**Task instructions**
Wherever a line below holds the word "dashed", copy that line.

Stored entries

'''

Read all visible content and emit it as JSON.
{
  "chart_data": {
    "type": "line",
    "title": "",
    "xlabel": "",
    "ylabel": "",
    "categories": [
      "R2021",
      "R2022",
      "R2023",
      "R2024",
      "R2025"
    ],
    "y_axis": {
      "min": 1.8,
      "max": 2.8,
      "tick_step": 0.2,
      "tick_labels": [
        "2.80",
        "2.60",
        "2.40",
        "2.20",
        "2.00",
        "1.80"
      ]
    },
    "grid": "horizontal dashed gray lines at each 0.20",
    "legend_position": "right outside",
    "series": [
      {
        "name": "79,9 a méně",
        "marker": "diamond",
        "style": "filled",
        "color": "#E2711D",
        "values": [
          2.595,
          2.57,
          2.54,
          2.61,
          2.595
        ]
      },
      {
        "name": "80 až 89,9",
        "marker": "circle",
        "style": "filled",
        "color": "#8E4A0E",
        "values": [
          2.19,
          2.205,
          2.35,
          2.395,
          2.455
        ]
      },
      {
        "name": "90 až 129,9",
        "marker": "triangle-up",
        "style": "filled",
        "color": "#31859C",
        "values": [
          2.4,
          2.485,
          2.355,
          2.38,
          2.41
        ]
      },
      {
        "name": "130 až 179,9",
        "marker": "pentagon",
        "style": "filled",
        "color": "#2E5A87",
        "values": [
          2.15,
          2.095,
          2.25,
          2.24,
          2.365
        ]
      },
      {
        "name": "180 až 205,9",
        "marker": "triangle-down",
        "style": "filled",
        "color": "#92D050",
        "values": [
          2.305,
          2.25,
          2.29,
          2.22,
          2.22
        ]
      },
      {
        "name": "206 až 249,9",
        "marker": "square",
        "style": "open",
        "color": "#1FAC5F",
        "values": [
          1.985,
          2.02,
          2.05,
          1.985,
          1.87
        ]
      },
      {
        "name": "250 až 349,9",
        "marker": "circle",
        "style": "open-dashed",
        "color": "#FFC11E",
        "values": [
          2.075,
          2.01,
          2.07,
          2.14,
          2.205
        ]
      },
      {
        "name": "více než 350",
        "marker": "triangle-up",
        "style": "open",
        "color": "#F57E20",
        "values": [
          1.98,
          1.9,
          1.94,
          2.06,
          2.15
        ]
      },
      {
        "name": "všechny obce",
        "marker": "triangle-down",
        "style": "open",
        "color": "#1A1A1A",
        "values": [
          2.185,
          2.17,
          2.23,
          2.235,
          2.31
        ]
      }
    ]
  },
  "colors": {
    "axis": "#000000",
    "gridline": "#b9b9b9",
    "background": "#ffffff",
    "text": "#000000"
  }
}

'''
'''

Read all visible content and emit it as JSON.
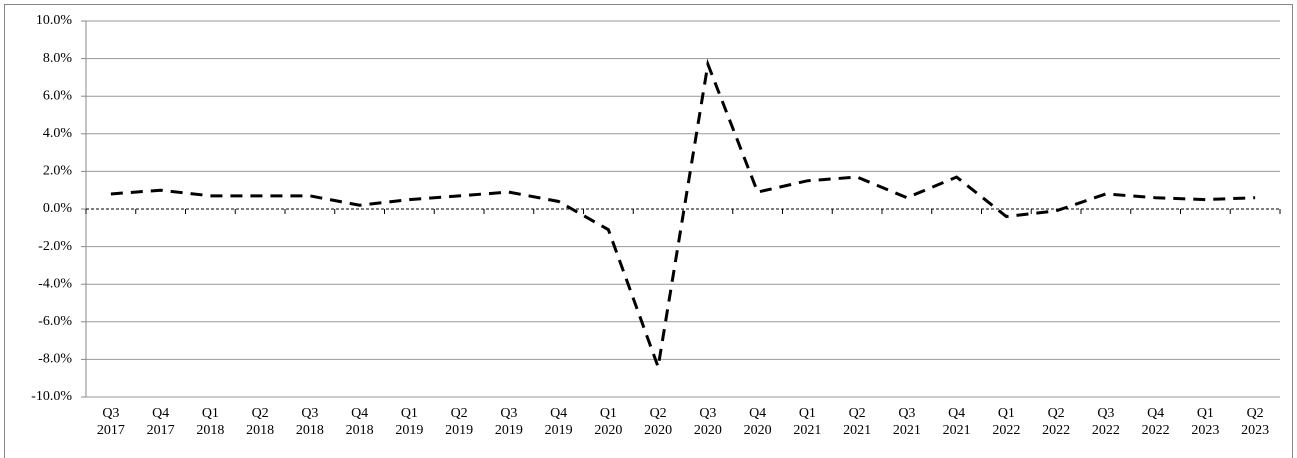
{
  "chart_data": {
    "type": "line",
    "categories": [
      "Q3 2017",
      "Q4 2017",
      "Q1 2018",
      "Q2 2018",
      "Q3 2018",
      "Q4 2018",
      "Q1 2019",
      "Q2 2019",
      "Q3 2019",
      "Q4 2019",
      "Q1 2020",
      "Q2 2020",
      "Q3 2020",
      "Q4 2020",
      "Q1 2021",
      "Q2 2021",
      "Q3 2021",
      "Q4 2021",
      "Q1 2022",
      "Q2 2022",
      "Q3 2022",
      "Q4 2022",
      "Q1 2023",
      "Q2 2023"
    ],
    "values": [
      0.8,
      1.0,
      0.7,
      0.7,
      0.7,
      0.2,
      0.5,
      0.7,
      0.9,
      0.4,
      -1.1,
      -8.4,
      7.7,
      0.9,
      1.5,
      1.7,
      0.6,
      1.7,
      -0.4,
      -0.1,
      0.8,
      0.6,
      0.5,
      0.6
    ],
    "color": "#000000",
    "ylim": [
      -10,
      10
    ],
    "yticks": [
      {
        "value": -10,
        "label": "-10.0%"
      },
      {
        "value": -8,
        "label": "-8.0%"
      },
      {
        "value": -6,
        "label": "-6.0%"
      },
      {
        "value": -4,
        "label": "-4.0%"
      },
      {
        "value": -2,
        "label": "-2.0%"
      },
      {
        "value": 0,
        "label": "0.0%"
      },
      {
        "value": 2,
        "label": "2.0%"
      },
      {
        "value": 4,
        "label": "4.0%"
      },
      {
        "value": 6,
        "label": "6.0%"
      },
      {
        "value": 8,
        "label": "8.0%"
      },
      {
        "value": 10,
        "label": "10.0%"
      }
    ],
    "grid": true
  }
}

'''

**Exercise output**
    "grid": "horizontal dashed gray lines at each 0.20",
        "style": "open-dashed",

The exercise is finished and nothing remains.